**What to produce:**
Copy out all the records, word for word.
=== Provided entries ===
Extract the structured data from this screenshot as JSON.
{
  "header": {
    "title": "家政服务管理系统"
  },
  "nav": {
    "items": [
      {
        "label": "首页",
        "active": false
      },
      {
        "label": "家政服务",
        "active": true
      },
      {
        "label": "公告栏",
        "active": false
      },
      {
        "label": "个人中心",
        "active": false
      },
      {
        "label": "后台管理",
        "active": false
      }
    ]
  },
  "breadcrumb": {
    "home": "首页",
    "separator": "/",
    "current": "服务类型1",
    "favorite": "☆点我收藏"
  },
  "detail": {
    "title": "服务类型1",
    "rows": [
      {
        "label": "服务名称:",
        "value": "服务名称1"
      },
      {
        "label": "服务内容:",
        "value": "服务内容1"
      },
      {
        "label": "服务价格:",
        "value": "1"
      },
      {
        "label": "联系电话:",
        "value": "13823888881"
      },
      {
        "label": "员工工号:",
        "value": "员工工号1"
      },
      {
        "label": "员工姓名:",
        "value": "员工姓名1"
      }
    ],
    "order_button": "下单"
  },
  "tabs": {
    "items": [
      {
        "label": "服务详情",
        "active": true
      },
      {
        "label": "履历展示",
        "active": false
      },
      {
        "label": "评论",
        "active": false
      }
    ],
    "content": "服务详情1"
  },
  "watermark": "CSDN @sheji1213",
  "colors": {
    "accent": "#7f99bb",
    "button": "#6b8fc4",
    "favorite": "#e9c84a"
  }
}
===
**Answer below:**
Extract the structured data from this screenshot as JSON.
{
  "header": {
    "title": "家政服务管理系统"
  },
  "nav": {
    "items": [
      {
        "label": "首页",
        "active": false
      },
      {
        "label": "家政服务",
        "active": true
      },
      {
        "label": "公告栏",
        "active": false
      },
      {
        "label": "个人中心",
        "active": false
      },
      {
        "label": "后台管理",
        "active": false
      }
    ]
  },
  "breadcrumb": {
    "home": "首页",
    "separator": "/",
    "current": "服务类型1",
    "favorite": "☆点我收藏"
  },
  "detail": {
    "title": "服务类型1",
    "rows": [
      {
        "label": "服务名称:",
        "value": "服务名称1"
      },
      {
        "label": "服务内容:",
        "value": "服务内容1"
      },
      {
        "label": "服务价格:",
        "value": "1"
      },
      {
        "label": "联系电话:",
        "value": "13823888881"
      },
      {
        "label": "员工工号:",
        "value": "员工工号1"
      },
      {
        "label": "员工姓名:",
        "value": "员工姓名1"
      }
    ],
    "order_button": "下单"
  },
  "tabs": {
    "items": [
      {
        "label": "服务详情",
        "active": true
      },
      {
        "label": "履历展示",
        "active": false
      },
      {
        "label": "评论",
        "active": false
      }
    ],
    "content": "服务详情1"
  },
  "watermark": "CSDN @sheji1213",
  "colors": {
    "accent": "#7f99bb",
    "button": "#6b8fc4",
    "favorite": "#e9c84a"
  }
}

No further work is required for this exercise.